------ Reading text

In addition to apertures 230 and 231 described above, FIGS. 18-21 show apertures 242 defined between the outboard wall of grip body 204 and handle 202, separated from one another by outboard clips 211. Apertures 242 are advantageous for the forming process of grip body 204, which is a molding process. Apertures 242 address mold movement considerations, for example, giving enough dimension to apertures 230, without which the mold steel, for example, might not be strong enough and could overheat. The form of some or all of apertures 230, 231, and 242 can be configured to lower mold investment and reliability of production. FIGS. 22-23 show grip 200 assembled separate from pressure cylinder 20 as viewed from inboard and from below, respectively, as oriented in FIG. 12.
Grips 100 and 200 and their constituent grip bodies and lock members can be made of plastic by injection molding. High density polyethylene (HDPE) is an exemplary plastic material contemplated for grips 100 and 200. Those skilled in the art will readily appreciate that any other suitable material and manufacturing processes can be used without departing from the spirit and scope of the invention. Grips 100 and 200 allow assembly without the need for any tool, and allow for use with a shroud having a rounded shape on the top. This can be ergonomic and can increase shock resistance, since the assembly is performed vertically (bottom to top as oreinted in FIG. 1 for example).
While shown and described in the exemplary application of cylinders for storing pressurized gas, those skilled in the art will readily appreciate that grips in accordance with the invention can be used in any other suitable application. While both grips 100 and 200 are generally arcuate in their lengthwise direction to conform to underlying arcuate handles, those skilled in the art will readily appreciate that grips in accordance with the invention can also be applied in non-arcuate applications. While described above with relative directions such as inboard, outboard, upper, and lower, those skilled in the art will readily appreciate that such terms are relative to the figures provided, and that any suitable orientations or directions can be used without departing from the spirit and scope of the invention. Moreover, it is contemplated that grips in accordance with the present invention can be included on newly manufactured handles, or can be used, for example, as a kit for retrofitting existing handles to gain the improvements and advantages described herein.

------------

Required task 1: According to the passage about the grips, which plastic is named as an exemplary material for grips 100 and 200?
The passage about the grips and the listing that comes after it were taken from unrelated sources.

------ Entries

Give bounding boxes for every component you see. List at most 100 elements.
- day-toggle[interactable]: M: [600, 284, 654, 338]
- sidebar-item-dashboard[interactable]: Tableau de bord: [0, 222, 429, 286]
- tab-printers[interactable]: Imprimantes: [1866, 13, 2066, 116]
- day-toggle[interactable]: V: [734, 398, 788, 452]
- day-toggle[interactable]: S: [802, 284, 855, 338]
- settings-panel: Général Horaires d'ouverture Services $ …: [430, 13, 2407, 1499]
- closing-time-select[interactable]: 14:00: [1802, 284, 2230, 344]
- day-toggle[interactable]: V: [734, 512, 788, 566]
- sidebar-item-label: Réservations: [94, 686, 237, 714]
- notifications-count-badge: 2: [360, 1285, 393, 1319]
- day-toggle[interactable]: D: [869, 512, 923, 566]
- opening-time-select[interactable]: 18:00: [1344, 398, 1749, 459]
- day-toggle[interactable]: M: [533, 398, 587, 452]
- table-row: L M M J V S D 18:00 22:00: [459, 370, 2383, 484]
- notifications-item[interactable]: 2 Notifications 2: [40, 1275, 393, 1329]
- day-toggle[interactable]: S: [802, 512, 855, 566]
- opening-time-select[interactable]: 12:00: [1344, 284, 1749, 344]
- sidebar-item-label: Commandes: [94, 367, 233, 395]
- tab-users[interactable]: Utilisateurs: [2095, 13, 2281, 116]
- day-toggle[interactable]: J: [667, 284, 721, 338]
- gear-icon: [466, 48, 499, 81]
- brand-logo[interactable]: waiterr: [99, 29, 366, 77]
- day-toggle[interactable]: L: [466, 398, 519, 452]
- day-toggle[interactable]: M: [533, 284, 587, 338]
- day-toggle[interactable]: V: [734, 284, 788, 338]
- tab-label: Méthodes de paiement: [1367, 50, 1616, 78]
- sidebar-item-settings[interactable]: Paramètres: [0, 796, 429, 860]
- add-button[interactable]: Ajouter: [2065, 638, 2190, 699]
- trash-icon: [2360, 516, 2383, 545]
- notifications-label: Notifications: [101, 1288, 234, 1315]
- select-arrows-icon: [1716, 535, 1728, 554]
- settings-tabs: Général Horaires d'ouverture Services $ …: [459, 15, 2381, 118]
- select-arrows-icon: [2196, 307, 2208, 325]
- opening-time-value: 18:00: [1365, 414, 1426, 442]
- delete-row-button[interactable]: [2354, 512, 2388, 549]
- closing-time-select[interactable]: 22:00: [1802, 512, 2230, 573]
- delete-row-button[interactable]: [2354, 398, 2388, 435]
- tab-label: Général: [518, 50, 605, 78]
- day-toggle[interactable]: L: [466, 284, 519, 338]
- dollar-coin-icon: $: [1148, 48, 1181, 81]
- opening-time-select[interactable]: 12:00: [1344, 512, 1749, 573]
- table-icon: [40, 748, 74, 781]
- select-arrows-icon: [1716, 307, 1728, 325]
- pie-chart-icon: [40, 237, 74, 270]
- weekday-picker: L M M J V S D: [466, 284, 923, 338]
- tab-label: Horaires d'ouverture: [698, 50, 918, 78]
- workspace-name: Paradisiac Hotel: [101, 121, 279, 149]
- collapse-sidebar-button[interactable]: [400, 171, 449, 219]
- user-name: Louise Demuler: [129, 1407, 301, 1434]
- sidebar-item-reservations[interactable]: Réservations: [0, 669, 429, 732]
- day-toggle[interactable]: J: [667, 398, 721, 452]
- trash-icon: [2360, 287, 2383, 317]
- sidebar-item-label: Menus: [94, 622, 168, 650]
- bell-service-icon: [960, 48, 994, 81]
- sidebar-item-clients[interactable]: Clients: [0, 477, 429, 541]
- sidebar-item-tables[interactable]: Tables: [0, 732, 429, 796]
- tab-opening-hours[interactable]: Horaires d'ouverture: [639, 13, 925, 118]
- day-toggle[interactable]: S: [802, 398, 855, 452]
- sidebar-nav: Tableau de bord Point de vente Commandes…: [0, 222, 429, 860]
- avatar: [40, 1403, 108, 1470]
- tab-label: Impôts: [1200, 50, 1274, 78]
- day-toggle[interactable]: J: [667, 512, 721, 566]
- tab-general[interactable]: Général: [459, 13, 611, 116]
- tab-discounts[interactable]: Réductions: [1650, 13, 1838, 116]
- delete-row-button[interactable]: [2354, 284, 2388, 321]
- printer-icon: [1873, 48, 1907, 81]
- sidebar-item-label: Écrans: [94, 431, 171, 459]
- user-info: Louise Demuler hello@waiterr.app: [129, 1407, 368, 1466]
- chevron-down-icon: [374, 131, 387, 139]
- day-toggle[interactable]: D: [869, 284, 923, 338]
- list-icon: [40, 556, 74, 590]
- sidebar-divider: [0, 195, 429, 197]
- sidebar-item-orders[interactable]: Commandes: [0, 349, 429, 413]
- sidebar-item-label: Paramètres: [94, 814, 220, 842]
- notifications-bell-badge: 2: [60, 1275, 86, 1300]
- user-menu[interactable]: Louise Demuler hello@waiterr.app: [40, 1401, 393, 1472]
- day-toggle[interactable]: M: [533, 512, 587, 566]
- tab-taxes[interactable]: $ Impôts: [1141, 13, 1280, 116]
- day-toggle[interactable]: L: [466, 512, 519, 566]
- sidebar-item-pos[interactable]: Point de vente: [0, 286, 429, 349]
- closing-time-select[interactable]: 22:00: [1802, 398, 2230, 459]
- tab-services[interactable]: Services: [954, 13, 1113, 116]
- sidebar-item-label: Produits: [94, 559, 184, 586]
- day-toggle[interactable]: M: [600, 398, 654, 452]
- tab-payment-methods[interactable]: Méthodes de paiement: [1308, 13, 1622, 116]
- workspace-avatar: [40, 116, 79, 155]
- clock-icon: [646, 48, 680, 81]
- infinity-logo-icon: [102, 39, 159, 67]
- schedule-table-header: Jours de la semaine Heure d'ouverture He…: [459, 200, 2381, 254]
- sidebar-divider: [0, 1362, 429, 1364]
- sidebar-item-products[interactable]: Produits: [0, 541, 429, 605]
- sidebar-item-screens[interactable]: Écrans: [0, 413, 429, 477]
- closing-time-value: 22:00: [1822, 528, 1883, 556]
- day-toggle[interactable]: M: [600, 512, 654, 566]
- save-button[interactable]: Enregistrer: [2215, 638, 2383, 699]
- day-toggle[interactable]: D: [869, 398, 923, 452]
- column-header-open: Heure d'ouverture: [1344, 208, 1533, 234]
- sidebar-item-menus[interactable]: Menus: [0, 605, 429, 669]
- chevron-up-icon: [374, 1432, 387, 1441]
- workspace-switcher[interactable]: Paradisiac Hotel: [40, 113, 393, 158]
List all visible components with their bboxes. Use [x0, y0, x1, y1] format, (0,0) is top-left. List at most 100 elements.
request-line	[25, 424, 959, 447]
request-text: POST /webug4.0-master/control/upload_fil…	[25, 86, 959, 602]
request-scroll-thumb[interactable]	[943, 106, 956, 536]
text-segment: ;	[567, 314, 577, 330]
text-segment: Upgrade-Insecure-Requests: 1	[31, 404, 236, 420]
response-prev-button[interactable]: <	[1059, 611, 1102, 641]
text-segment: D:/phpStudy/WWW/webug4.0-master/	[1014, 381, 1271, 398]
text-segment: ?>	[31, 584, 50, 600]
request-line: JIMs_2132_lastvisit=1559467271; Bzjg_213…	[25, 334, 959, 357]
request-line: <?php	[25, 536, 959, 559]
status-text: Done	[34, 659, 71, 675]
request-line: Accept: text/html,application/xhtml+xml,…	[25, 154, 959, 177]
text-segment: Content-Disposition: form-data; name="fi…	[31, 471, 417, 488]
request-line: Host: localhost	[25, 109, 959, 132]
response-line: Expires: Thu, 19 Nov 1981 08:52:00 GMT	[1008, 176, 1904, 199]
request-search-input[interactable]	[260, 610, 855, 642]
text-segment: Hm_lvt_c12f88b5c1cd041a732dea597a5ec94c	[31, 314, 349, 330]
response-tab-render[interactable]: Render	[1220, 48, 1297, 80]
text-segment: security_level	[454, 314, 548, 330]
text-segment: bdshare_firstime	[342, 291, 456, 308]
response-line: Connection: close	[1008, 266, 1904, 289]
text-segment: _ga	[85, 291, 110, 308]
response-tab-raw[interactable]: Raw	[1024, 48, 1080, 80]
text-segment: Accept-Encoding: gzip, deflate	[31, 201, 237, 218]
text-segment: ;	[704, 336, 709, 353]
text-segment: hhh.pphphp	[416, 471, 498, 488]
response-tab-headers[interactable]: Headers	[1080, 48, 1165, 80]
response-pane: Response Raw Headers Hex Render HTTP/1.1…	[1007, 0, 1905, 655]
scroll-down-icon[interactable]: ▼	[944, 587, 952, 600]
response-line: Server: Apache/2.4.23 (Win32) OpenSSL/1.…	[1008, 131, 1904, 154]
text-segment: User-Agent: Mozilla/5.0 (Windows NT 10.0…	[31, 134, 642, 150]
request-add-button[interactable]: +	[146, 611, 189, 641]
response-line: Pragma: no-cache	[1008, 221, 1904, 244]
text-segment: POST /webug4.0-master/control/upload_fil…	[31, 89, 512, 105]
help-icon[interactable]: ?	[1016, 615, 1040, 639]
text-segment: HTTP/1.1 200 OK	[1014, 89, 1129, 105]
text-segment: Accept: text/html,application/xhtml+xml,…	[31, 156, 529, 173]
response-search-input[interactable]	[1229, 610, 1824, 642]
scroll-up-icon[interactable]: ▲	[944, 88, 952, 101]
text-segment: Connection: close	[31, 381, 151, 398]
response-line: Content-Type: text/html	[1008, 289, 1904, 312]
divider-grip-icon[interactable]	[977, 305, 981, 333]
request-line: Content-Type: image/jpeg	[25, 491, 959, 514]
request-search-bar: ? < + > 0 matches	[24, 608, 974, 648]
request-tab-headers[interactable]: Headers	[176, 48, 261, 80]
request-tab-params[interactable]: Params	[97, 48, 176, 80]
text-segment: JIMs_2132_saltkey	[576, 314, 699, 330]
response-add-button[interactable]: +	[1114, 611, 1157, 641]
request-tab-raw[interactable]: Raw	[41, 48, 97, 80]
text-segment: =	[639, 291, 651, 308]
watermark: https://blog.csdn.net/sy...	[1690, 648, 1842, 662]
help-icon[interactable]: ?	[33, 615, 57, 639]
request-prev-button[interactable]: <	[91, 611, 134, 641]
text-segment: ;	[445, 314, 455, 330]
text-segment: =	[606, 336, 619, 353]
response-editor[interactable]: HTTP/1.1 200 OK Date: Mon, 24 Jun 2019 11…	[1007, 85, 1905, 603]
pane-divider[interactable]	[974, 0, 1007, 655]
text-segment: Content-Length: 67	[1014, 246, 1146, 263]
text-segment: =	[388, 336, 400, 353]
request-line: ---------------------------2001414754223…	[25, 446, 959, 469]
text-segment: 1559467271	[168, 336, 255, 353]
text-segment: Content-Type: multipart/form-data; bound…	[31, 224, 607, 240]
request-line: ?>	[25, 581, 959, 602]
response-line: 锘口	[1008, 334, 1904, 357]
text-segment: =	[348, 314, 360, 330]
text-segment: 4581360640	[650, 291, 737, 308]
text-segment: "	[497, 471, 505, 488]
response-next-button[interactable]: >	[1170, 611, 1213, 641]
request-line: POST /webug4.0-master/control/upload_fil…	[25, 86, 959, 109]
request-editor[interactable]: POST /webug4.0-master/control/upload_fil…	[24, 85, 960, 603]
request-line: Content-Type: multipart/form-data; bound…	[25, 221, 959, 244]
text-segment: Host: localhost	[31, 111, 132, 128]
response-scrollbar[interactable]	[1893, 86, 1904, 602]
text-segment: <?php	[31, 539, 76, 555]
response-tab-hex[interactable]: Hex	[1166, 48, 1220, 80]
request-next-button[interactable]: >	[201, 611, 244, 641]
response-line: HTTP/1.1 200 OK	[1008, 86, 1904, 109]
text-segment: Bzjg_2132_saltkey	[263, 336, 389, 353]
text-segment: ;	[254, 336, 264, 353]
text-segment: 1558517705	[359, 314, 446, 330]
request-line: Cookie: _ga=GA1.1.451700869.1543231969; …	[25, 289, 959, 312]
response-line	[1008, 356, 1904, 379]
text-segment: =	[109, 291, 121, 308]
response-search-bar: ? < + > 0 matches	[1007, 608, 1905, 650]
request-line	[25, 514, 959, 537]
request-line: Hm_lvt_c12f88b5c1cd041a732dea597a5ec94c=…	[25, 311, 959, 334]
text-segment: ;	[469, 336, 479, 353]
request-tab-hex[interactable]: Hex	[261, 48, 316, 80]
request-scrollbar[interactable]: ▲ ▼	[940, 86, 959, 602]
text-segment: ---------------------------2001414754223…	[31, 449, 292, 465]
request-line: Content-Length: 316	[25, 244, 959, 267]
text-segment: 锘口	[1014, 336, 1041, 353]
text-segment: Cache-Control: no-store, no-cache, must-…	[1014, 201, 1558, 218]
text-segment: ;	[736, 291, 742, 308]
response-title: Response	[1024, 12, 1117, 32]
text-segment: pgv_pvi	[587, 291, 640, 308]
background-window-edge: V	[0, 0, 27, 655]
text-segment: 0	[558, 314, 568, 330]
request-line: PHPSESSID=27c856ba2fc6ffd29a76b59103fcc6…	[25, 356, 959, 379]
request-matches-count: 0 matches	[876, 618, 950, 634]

------------

Required task 2: Reproduce the listing word for word, from its first line through the line that contains "- day-toggle[interactable]: D: [869, 512, 923, 566]". Include both of those lines and give nothing else.

Finished answer 1: High density polyethylene (HDPE).

Finished answer 2:
Give bounding boxes for every component you see. List at most 100 elements.
- day-toggle[interactable]: M: [600, 284, 654, 338]
- sidebar-item-dashboard[interactable]: Tableau de bord: [0, 222, 429, 286]
- tab-printers[interactable]: Imprimantes: [1866, 13, 2066, 116]
- day-toggle[interactable]: V: [734, 398, 788, 452]
- day-toggle[interactable]: S: [802, 284, 855, 338]
- settings-panel: Général Horaires d'ouverture Services $ …: [430, 13, 2407, 1499]
- closing-time-select[interactable]: 14:00: [1802, 284, 2230, 344]
- day-toggle[interactable]: V: [734, 512, 788, 566]
- sidebar-item-label: Réservations: [94, 686, 237, 714]
- notifications-count-badge: 2: [360, 1285, 393, 1319]
- day-toggle[interactable]: D: [869, 512, 923, 566]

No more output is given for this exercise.